### [Task to complete]
Wherever a line holds the string "或排斥力", copy that line.

(Dataset rows)
— START —

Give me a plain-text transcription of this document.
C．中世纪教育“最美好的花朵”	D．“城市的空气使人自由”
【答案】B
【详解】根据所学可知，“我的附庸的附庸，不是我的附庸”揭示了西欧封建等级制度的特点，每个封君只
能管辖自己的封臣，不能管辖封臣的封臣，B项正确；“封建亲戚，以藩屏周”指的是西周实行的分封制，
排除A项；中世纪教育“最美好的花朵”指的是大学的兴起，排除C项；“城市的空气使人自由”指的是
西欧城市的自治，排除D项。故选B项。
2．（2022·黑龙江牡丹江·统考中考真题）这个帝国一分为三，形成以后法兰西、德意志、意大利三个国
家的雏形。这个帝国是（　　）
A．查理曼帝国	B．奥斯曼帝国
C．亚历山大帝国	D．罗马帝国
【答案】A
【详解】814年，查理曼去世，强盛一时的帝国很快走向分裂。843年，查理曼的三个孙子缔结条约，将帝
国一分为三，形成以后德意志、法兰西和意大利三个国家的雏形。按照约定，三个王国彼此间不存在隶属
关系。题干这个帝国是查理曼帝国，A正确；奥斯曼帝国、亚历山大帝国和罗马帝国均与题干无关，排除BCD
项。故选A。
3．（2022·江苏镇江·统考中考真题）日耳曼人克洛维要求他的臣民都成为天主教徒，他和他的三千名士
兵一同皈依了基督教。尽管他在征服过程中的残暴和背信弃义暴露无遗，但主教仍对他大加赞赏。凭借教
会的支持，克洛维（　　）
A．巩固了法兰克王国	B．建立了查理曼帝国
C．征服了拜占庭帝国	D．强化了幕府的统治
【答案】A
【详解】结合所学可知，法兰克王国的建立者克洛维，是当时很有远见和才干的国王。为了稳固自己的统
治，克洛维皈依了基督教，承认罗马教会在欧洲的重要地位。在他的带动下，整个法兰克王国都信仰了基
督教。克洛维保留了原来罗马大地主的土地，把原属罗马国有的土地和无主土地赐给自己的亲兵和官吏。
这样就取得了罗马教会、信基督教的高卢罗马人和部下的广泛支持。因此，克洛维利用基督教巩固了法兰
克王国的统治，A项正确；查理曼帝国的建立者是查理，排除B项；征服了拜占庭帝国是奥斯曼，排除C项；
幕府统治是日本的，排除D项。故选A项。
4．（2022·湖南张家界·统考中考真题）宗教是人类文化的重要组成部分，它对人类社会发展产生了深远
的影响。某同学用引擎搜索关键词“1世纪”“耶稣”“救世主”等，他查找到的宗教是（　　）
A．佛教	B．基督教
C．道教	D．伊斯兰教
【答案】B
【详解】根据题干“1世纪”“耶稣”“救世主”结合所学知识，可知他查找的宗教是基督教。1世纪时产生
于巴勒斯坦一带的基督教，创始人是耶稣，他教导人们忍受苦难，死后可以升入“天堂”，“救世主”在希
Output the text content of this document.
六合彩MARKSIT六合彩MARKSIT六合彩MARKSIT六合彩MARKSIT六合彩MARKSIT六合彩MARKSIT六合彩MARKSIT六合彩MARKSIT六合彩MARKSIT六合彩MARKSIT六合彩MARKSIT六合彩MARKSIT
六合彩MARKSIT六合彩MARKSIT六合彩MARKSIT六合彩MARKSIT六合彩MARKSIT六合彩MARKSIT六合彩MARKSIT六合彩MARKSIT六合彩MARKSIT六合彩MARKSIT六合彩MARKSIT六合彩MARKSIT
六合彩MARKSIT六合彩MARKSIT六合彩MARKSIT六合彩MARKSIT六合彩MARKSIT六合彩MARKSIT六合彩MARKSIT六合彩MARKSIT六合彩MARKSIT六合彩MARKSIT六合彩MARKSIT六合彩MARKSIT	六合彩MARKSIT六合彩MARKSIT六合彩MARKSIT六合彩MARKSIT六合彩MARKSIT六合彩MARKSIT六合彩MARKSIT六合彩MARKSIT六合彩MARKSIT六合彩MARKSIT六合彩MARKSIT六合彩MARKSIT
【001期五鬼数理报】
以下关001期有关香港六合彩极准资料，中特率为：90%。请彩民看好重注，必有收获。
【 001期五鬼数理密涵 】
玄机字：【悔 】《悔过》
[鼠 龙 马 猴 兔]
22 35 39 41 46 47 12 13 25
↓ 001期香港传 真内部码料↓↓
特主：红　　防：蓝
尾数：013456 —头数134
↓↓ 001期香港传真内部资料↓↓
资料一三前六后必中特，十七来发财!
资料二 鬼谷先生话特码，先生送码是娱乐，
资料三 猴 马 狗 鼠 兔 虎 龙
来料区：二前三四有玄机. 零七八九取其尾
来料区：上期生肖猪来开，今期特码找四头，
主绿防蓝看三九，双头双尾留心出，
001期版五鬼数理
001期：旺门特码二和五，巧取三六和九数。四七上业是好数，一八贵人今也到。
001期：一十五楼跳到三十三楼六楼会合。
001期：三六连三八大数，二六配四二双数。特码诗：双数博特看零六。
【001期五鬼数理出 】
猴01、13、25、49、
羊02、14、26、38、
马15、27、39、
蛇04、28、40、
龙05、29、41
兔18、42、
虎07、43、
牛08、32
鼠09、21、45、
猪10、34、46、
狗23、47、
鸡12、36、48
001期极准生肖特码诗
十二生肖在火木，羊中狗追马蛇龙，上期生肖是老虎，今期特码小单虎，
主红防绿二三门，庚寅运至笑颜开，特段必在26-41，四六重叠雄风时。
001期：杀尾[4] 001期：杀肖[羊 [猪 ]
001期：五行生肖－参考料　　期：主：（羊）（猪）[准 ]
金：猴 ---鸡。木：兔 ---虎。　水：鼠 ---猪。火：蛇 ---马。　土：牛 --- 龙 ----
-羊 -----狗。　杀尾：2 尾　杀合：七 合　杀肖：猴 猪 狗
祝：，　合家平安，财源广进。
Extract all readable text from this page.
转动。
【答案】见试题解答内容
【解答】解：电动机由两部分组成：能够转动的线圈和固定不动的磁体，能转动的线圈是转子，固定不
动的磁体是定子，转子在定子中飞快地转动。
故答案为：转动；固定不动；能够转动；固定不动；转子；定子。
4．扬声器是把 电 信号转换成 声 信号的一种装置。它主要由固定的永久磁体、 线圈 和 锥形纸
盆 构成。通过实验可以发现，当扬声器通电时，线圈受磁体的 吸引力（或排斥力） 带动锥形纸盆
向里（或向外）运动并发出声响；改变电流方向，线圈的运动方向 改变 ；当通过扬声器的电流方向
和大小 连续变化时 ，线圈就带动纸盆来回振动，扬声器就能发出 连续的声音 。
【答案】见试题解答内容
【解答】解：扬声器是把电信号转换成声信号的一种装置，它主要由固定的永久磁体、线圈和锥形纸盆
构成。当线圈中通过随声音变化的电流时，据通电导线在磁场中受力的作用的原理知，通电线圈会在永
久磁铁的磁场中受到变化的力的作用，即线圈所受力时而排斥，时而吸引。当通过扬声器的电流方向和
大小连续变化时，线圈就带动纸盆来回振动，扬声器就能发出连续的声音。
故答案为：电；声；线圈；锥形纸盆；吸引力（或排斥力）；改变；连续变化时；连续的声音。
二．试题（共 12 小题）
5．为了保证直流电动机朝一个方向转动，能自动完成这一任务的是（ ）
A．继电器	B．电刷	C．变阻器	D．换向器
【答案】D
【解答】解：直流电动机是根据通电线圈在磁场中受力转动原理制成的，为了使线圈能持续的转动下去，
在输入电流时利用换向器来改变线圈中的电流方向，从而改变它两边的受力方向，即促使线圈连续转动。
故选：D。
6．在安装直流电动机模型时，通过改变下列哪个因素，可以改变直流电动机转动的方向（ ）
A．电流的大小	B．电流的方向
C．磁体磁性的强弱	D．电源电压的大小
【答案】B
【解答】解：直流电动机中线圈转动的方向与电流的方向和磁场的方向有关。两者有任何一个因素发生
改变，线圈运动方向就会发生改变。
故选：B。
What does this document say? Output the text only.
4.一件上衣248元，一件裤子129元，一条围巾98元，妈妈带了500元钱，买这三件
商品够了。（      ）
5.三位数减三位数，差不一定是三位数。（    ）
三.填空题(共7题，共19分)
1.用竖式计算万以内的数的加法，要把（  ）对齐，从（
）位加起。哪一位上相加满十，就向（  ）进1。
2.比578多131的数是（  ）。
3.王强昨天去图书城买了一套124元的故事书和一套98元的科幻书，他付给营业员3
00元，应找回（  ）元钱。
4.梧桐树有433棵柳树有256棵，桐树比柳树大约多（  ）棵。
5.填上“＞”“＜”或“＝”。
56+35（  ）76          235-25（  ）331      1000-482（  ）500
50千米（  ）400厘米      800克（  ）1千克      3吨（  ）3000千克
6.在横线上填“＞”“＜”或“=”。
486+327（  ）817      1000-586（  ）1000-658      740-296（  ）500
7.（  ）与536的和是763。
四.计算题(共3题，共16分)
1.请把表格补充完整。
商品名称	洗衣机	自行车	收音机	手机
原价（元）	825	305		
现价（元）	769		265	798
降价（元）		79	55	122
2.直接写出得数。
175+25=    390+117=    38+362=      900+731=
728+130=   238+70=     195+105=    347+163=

— END —

### [Solution]
盆 构成。通过实验可以发现，当扬声器通电时，线圈受磁体的 吸引力（或排斥力） 带动锥形纸盆
故答案为：电；声；线圈；锥形纸盆；吸引力（或排斥力）；改变；连续变化时；连续的声音。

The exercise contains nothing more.